WORK TO DO — Reproduce exactly the lines from the line containing "What text is on this page?" through the end of the records below, including both ends, and nothing else.

SUPPLIED RECORDS —
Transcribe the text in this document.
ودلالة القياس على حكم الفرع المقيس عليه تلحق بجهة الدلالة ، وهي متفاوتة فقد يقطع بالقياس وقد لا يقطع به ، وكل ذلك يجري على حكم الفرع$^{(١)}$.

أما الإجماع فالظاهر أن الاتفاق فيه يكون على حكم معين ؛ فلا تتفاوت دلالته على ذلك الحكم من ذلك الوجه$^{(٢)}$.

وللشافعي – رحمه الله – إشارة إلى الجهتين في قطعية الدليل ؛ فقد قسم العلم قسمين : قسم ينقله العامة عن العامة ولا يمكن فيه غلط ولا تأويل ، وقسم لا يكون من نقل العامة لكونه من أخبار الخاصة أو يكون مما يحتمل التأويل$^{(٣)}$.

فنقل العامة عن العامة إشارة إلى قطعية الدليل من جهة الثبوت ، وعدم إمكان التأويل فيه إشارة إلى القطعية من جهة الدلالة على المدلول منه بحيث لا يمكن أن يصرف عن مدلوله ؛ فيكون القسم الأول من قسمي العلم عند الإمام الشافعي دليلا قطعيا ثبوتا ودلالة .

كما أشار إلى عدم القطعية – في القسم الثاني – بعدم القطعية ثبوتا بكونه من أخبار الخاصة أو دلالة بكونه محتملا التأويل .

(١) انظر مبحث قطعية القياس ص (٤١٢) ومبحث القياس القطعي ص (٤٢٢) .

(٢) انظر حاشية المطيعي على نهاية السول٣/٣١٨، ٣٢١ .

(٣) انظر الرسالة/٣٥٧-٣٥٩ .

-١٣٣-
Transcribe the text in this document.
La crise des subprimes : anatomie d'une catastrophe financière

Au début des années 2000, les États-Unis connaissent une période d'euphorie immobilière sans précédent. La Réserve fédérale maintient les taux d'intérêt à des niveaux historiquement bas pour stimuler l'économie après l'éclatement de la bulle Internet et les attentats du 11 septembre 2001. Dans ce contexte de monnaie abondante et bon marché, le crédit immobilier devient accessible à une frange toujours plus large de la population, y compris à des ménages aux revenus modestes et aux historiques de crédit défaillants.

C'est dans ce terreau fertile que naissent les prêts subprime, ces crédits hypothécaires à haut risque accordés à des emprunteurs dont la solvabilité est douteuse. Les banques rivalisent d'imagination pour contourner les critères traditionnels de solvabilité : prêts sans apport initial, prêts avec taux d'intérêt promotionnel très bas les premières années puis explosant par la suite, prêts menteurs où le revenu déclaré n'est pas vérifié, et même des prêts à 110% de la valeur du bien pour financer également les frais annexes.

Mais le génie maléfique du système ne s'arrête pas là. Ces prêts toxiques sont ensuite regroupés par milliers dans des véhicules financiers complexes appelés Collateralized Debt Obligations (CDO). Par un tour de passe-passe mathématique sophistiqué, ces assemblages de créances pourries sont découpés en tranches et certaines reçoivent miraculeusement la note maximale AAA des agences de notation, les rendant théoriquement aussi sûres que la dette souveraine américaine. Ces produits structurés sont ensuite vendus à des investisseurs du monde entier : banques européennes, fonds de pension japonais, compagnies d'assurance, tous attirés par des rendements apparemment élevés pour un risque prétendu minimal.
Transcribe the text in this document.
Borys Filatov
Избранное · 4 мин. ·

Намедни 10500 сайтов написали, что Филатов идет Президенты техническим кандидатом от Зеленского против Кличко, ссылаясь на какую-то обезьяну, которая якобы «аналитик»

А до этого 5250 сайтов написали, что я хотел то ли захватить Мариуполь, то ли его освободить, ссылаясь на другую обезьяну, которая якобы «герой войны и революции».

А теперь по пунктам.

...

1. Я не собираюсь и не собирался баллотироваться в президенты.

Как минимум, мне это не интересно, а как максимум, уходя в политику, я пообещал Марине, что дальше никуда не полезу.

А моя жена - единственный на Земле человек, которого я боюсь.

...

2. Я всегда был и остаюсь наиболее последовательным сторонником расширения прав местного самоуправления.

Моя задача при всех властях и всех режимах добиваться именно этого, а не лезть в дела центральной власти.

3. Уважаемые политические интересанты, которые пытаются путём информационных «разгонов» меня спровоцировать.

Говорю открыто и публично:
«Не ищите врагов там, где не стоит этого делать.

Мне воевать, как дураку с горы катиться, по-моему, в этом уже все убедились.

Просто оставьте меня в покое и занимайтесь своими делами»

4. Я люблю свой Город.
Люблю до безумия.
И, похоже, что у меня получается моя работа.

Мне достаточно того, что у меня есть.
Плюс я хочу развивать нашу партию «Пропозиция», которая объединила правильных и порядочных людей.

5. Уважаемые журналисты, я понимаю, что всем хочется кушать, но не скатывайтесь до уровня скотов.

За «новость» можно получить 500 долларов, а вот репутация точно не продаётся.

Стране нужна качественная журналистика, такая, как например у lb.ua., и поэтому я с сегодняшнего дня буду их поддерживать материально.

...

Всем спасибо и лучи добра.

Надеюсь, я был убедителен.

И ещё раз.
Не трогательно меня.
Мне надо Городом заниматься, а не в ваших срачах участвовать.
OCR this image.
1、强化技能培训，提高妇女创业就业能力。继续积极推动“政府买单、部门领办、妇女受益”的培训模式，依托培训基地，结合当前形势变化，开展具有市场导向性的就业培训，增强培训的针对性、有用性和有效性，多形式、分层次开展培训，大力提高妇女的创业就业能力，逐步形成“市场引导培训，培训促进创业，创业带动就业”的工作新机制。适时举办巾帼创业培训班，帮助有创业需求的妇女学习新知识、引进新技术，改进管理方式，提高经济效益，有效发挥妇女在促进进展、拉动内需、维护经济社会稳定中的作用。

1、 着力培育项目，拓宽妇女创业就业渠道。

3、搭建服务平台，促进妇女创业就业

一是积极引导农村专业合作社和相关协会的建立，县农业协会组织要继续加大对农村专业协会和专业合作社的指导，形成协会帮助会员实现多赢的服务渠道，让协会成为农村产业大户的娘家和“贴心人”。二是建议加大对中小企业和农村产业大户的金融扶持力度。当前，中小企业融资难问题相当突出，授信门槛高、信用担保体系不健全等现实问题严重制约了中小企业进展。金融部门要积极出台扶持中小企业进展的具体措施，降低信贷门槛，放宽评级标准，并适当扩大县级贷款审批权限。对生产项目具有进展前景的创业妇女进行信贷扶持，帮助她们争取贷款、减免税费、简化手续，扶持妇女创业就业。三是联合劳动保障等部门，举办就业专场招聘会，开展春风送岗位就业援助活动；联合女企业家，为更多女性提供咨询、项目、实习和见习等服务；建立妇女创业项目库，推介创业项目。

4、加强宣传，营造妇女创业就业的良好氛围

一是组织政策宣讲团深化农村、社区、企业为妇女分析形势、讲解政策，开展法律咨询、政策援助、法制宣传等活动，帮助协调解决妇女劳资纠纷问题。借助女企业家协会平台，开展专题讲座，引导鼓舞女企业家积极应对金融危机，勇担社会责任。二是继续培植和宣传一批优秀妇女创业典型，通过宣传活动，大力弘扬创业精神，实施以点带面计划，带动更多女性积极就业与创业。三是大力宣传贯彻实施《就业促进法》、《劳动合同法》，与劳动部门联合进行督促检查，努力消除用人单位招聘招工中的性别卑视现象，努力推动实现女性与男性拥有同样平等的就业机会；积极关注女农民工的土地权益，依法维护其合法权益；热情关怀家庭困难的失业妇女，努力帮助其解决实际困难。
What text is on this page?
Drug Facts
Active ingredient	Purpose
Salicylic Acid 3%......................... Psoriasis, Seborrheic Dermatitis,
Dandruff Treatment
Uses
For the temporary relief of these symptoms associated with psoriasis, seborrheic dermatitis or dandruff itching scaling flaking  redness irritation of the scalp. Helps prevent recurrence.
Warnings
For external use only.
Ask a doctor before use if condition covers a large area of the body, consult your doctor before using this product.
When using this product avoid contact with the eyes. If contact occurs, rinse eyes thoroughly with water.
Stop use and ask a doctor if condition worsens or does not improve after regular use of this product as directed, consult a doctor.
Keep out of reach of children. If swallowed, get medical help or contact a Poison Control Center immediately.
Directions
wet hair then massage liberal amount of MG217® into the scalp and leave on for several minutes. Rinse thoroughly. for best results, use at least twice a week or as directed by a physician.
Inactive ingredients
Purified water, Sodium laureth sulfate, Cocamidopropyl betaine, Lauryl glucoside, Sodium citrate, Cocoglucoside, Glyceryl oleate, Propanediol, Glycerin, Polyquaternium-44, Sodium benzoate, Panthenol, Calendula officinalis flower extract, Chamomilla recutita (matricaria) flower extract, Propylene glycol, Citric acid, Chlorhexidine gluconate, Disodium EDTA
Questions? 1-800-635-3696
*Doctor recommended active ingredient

SOLUTION TO THIS PROBLEM —
What text is on this page?
Drug Facts
Active ingredient	Purpose
Salicylic Acid 3%......................... Psoriasis, Seborrheic Dermatitis,
Dandruff Treatment
Uses
For the temporary relief of these symptoms associated with psoriasis, seborrheic dermatitis or dandruff itching scaling flaking  redness irritation of the scalp. Helps prevent recurrence.
Warnings
For external use only.
Ask a doctor before use if condition covers a large area of the body, consult your doctor before using this product.
When using this product avoid contact with the eyes. If contact occurs, rinse eyes thoroughly with water.
Stop use and ask a doctor if condition worsens or does not improve after regular use of this product as directed, consult a doctor.
Keep out of reach of children. If swallowed, get medical help or contact a Poison Control Center immediately.
Directions
wet hair then massage liberal amount of MG217® into the scalp and leave on for several minutes. Rinse thoroughly. for best results, use at least twice a week or as directed by a physician.
Inactive ingredients
Purified water, Sodium laureth sulfate, Cocamidopropyl betaine, Lauryl glucoside, Sodium citrate, Cocoglucoside, Glyceryl oleate, Propanediol, Glycerin, Polyquaternium-44, Sodium benzoate, Panthenol, Calendula officinalis flower extract, Chamomilla recutita (matricaria) flower extract, Propylene glycol, Citric acid, Chlorhexidine gluconate, Disodium EDTA
Questions? 1-800-635-3696
*Doctor recommended active ingredient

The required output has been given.